Rows from a figure dataset:
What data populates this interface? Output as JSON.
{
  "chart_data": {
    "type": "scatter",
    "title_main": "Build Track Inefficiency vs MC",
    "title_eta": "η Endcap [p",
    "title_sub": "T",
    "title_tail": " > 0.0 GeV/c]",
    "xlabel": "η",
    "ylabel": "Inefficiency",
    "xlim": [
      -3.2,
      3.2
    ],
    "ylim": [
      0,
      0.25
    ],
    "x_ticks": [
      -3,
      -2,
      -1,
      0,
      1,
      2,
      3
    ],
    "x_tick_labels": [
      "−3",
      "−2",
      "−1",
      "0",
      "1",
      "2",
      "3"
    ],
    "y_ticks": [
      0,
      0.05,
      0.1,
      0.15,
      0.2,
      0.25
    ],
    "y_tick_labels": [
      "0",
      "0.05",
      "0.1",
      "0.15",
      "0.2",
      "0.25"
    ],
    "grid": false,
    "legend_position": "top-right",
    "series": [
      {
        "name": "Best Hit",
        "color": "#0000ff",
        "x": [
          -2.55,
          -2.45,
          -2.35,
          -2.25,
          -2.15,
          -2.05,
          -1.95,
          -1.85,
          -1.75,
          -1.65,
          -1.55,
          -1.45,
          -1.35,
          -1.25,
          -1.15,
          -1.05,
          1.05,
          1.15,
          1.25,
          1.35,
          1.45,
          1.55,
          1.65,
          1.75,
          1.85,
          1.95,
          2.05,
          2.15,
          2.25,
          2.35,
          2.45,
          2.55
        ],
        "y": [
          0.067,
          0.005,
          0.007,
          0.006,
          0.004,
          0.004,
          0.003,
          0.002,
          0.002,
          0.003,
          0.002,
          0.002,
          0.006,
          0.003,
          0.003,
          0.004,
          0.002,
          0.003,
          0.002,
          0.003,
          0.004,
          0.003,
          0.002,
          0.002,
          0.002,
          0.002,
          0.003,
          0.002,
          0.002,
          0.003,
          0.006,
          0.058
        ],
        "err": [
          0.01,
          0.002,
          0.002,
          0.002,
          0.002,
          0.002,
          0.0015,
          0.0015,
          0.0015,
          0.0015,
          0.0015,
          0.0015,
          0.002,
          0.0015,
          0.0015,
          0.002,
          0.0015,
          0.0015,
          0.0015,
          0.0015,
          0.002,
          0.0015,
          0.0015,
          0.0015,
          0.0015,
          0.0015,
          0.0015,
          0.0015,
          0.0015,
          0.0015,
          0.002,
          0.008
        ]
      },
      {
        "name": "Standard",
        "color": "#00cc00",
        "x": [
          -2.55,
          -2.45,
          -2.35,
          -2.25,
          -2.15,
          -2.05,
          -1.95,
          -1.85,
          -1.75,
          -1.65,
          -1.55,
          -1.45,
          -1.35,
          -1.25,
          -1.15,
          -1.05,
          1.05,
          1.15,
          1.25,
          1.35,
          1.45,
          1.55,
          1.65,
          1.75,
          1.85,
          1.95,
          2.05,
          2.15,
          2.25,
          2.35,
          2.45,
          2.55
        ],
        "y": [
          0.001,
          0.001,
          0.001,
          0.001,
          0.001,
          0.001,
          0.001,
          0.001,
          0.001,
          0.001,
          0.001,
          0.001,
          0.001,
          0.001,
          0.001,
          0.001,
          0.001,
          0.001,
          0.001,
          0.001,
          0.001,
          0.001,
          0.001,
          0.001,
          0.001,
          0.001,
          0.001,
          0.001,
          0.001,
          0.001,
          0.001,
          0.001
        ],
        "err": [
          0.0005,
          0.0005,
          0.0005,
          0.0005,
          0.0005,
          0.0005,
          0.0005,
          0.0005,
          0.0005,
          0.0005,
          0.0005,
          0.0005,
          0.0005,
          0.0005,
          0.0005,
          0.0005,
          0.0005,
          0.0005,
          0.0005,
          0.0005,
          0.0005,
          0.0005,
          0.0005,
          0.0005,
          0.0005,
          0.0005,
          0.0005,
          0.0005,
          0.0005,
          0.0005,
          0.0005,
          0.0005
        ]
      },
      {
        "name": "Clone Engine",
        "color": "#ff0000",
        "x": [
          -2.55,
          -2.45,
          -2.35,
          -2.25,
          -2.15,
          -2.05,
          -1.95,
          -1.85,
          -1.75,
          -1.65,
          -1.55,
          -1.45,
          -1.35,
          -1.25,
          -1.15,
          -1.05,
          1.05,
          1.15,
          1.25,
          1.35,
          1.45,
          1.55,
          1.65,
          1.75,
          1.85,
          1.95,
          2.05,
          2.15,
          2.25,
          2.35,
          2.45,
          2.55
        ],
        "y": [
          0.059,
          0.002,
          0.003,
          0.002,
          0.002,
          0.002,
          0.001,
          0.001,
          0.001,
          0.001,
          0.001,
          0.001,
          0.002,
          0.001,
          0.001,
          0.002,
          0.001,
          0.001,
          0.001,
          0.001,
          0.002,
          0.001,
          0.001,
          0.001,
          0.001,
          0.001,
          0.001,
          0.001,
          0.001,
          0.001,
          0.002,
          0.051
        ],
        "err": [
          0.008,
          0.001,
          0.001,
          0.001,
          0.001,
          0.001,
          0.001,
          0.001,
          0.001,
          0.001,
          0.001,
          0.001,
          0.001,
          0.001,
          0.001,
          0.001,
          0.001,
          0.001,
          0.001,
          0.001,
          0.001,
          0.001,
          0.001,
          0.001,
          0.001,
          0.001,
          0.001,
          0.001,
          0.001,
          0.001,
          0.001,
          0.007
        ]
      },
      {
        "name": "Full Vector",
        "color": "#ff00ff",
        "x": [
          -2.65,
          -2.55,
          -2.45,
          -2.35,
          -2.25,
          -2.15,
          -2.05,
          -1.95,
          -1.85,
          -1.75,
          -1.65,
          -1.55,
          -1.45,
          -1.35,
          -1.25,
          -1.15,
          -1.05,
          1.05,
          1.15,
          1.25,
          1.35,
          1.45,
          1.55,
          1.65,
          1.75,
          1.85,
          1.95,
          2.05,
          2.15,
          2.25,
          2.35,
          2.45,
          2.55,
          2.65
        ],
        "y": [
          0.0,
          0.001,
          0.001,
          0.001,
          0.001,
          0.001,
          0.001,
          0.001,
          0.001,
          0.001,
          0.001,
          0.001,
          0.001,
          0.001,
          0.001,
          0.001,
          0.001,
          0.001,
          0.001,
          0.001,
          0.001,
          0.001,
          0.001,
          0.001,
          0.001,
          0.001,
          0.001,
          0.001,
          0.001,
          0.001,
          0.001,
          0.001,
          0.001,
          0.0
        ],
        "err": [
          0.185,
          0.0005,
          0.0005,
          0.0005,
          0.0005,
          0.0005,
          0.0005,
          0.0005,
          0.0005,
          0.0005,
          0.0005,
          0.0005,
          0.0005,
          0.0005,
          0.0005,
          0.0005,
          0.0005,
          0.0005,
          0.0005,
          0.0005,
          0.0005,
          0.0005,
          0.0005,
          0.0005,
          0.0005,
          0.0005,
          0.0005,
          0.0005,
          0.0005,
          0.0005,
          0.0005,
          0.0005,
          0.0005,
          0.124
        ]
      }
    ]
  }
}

**Problem statement**
Which lines hold the string "Inefficiency"? List them all.

**The output**
    "title_main": "Build Track Inefficiency vs MC",
    "ylabel": "Inefficiency",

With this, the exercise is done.